Stored data entries:
** start **

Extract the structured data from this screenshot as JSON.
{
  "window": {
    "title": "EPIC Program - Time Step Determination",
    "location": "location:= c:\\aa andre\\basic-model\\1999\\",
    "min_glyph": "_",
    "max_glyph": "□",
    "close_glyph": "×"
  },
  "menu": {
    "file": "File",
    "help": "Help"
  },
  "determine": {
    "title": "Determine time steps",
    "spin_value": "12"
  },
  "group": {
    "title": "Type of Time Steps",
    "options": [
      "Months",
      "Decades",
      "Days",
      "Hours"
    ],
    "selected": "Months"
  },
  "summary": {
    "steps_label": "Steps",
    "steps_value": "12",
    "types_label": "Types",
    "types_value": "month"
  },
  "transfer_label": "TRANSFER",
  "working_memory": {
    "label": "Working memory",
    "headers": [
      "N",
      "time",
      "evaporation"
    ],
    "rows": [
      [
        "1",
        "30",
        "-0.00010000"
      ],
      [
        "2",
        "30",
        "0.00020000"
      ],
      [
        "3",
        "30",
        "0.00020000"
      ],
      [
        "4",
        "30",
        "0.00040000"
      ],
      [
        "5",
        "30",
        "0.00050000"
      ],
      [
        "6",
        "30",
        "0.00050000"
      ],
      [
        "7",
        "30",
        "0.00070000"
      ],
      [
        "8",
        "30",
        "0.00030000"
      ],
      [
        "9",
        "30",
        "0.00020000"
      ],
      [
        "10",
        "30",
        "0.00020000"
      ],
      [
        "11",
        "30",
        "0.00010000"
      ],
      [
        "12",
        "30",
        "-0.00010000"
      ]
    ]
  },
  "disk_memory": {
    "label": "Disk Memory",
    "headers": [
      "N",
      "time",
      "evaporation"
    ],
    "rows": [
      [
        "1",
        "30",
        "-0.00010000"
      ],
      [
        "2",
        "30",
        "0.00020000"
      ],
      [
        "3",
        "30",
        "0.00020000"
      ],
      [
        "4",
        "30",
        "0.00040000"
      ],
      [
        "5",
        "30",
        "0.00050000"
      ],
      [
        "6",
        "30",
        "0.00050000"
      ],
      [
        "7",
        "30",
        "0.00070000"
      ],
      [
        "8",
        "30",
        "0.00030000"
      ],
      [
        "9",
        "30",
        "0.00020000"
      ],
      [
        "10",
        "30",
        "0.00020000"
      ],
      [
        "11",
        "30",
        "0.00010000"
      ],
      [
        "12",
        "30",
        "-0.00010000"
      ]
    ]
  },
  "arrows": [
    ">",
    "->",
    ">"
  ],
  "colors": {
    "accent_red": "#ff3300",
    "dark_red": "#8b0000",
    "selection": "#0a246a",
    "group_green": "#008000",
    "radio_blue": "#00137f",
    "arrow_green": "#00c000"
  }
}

** end **

> _Exercise objective_: Write out the complete set of records exactly as given.

> _The result_:
Extract the structured data from this screenshot as JSON.
{
  "window": {
    "title": "EPIC Program - Time Step Determination",
    "location": "location:= c:\\aa andre\\basic-model\\1999\\",
    "min_glyph": "_",
    "max_glyph": "□",
    "close_glyph": "×"
  },
  "menu": {
    "file": "File",
    "help": "Help"
  },
  "determine": {
    "title": "Determine time steps",
    "spin_value": "12"
  },
  "group": {
    "title": "Type of Time Steps",
    "options": [
      "Months",
      "Decades",
      "Days",
      "Hours"
    ],
    "selected": "Months"
  },
  "summary": {
    "steps_label": "Steps",
    "steps_value": "12",
    "types_label": "Types",
    "types_value": "month"
  },
  "transfer_label": "TRANSFER",
  "working_memory": {
    "label": "Working memory",
    "headers": [
      "N",
      "time",
      "evaporation"
    ],
    "rows": [
      [
        "1",
        "30",
        "-0.00010000"
      ],
      [
        "2",
        "30",
        "0.00020000"
      ],
      [
        "3",
        "30",
        "0.00020000"
      ],
      [
        "4",
        "30",
        "0.00040000"
      ],
      [
        "5",
        "30",
        "0.00050000"
      ],
      [
        "6",
        "30",
        "0.00050000"
      ],
      [
        "7",
        "30",
        "0.00070000"
      ],
      [
        "8",
        "30",
        "0.00030000"
      ],
      [
        "9",
        "30",
        "0.00020000"
      ],
      [
        "10",
        "30",
        "0.00020000"
      ],
      [
        "11",
        "30",
        "0.00010000"
      ],
      [
        "12",
        "30",
        "-0.00010000"
      ]
    ]
  },
  "disk_memory": {
    "label": "Disk Memory",
    "headers": [
      "N",
      "time",
      "evaporation"
    ],
    "rows": [
      [
        "1",
        "30",
        "-0.00010000"
      ],
      [
        "2",
        "30",
        "0.00020000"
      ],
      [
        "3",
        "30",
        "0.00020000"
      ],
      [
        "4",
        "30",
        "0.00040000"
      ],
      [
        "5",
        "30",
        "0.00050000"
      ],
      [
        "6",
        "30",
        "0.00050000"
      ],
      [
        "7",
        "30",
        "0.00070000"
      ],
      [
        "8",
        "30",
        "0.00030000"
      ],
      [
        "9",
        "30",
        "0.00020000"
      ],
      [
        "10",
        "30",
        "0.00020000"
      ],
      [
        "11",
        "30",
        "0.00010000"
      ],
      [
        "12",
        "30",
        "-0.00010000"
      ]
    ]
  },
  "arrows": [
    ">",
    "->",
    ">"
  ],
  "colors": {
    "accent_red": "#ff3300",
    "dark_red": "#8b0000",
    "selection": "#0a246a",
    "group_green": "#008000",
    "radio_blue": "#00137f",
    "arrow_green": "#00c000"
  }
}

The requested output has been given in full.